• [Your instructions] Work through the data line by line, gathering every line that has the word "sprawdzenie".

• [Dataset records]

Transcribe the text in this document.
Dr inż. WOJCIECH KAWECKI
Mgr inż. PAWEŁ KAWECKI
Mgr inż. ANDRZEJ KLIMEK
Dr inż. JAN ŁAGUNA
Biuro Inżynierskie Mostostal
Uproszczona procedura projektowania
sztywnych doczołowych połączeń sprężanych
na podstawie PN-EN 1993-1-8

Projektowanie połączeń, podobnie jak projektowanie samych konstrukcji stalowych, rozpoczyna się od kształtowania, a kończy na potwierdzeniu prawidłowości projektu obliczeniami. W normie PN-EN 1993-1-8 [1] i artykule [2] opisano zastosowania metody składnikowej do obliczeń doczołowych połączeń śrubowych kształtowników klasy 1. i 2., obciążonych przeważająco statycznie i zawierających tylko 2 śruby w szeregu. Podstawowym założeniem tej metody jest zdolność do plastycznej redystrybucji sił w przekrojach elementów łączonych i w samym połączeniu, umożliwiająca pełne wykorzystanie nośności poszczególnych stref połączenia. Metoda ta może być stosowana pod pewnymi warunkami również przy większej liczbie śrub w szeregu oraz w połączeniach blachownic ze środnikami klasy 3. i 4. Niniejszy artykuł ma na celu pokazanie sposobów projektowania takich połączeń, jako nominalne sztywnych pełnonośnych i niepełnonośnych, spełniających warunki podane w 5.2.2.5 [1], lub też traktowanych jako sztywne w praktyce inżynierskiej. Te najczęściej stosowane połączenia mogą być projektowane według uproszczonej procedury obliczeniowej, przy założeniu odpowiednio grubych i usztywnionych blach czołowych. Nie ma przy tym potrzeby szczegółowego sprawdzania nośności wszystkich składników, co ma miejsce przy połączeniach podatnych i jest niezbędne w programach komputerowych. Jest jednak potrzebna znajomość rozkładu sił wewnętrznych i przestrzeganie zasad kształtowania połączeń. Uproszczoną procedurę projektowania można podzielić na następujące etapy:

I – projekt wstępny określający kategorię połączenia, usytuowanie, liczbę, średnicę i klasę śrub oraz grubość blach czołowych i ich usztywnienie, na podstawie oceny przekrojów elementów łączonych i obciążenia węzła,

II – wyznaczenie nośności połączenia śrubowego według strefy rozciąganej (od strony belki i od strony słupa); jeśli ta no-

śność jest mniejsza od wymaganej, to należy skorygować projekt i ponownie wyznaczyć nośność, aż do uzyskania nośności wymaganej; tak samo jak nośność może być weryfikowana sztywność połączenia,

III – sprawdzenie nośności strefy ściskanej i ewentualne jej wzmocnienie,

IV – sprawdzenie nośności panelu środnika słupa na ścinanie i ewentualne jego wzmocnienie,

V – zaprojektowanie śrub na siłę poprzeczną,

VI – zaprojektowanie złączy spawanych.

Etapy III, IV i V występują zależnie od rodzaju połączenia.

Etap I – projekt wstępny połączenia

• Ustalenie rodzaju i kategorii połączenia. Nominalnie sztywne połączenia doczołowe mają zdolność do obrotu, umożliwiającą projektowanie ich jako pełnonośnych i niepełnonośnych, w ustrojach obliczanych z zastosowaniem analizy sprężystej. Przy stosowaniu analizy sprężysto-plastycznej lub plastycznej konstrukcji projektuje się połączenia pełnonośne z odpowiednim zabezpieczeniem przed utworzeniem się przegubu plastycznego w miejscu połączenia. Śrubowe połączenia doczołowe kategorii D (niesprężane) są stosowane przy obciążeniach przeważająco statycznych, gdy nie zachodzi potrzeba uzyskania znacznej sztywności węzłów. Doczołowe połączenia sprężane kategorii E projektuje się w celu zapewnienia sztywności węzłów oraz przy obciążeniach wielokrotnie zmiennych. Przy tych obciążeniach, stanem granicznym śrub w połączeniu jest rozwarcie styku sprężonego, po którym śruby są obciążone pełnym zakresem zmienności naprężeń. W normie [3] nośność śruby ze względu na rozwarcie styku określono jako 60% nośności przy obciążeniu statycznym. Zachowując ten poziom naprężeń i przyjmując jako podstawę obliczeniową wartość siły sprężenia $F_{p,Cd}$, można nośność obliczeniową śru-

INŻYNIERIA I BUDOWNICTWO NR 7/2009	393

• [Exercise answer]
III – sprawdzenie nośności strefy ściskanej i ewentualne jej wzmocnienie,
IV – sprawdzenie nośności panelu środnika słupa na ścinanie i ewentualne jego wzmocnienie,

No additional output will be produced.